■ WHAT THE TASK ASKS
Copy out every record below, word for word.

■ Dataset items
## Begin

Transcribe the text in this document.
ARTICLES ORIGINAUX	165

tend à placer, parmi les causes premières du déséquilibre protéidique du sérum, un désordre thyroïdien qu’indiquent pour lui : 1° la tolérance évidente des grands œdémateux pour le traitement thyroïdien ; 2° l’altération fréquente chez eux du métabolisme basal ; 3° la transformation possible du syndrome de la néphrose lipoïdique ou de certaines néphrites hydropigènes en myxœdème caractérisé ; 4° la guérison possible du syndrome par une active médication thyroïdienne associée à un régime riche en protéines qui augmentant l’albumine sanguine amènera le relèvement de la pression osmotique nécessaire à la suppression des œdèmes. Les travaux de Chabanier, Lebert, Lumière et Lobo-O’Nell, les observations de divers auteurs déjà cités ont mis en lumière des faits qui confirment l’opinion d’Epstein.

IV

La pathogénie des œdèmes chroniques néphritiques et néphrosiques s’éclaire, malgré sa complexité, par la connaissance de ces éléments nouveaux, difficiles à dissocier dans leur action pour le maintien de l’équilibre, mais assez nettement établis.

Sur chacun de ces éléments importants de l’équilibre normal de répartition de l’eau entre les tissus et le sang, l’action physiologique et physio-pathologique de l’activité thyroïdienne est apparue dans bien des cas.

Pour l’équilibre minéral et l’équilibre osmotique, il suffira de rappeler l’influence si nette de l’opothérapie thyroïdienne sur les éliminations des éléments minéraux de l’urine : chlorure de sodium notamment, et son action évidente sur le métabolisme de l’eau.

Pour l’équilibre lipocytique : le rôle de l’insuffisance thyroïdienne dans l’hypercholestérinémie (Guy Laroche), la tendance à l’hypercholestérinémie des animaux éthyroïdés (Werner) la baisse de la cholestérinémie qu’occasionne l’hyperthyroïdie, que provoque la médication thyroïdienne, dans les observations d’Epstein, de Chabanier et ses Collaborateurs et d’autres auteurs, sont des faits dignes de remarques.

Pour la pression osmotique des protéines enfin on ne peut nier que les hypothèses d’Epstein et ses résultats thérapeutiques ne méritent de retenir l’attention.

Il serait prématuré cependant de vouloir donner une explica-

## End

■ RESPONSE TO THE TASK
Transcribe the text in this document.
ARTICLES ORIGINAUX	165

tend à placer, parmi les causes premières du déséquilibre protéidique du sérum, un désordre thyroïdien qu’indiquent pour lui : 1° la tolérance évidente des grands œdémateux pour le traitement thyroïdien ; 2° l’altération fréquente chez eux du métabolisme basal ; 3° la transformation possible du syndrome de la néphrose lipoïdique ou de certaines néphrites hydropigènes en myxœdème caractérisé ; 4° la guérison possible du syndrome par une active médication thyroïdienne associée à un régime riche en protéines qui augmentant l’albumine sanguine amènera le relèvement de la pression osmotique nécessaire à la suppression des œdèmes. Les travaux de Chabanier, Lebert, Lumière et Lobo-O’Nell, les observations de divers auteurs déjà cités ont mis en lumière des faits qui confirment l’opinion d’Epstein.

IV

La pathogénie des œdèmes chroniques néphritiques et néphrosiques s’éclaire, malgré sa complexité, par la connaissance de ces éléments nouveaux, difficiles à dissocier dans leur action pour le maintien de l’équilibre, mais assez nettement établis.

Sur chacun de ces éléments importants de l’équilibre normal de répartition de l’eau entre les tissus et le sang, l’action physiologique et physio-pathologique de l’activité thyroïdienne est apparue dans bien des cas.

Pour l’équilibre minéral et l’équilibre osmotique, il suffira de rappeler l’influence si nette de l’opothérapie thyroïdienne sur les éliminations des éléments minéraux de l’urine : chlorure de sodium notamment, et son action évidente sur le métabolisme de l’eau.

Pour l’équilibre lipocytique : le rôle de l’insuffisance thyroïdienne dans l’hypercholestérinémie (Guy Laroche), la tendance à l’hypercholestérinémie des animaux éthyroïdés (Werner) la baisse de la cholestérinémie qu’occasionne l’hyperthyroïdie, que provoque la médication thyroïdienne, dans les observations d’Epstein, de Chabanier et ses Collaborateurs et d’autres auteurs, sont des faits dignes de remarques.

Pour la pression osmotique des protéines enfin on ne peut nier que les hypothèses d’Epstein et ses résultats thérapeutiques ne méritent de retenir l’attention.

Il serait prématuré cependant de vouloir donner une explica-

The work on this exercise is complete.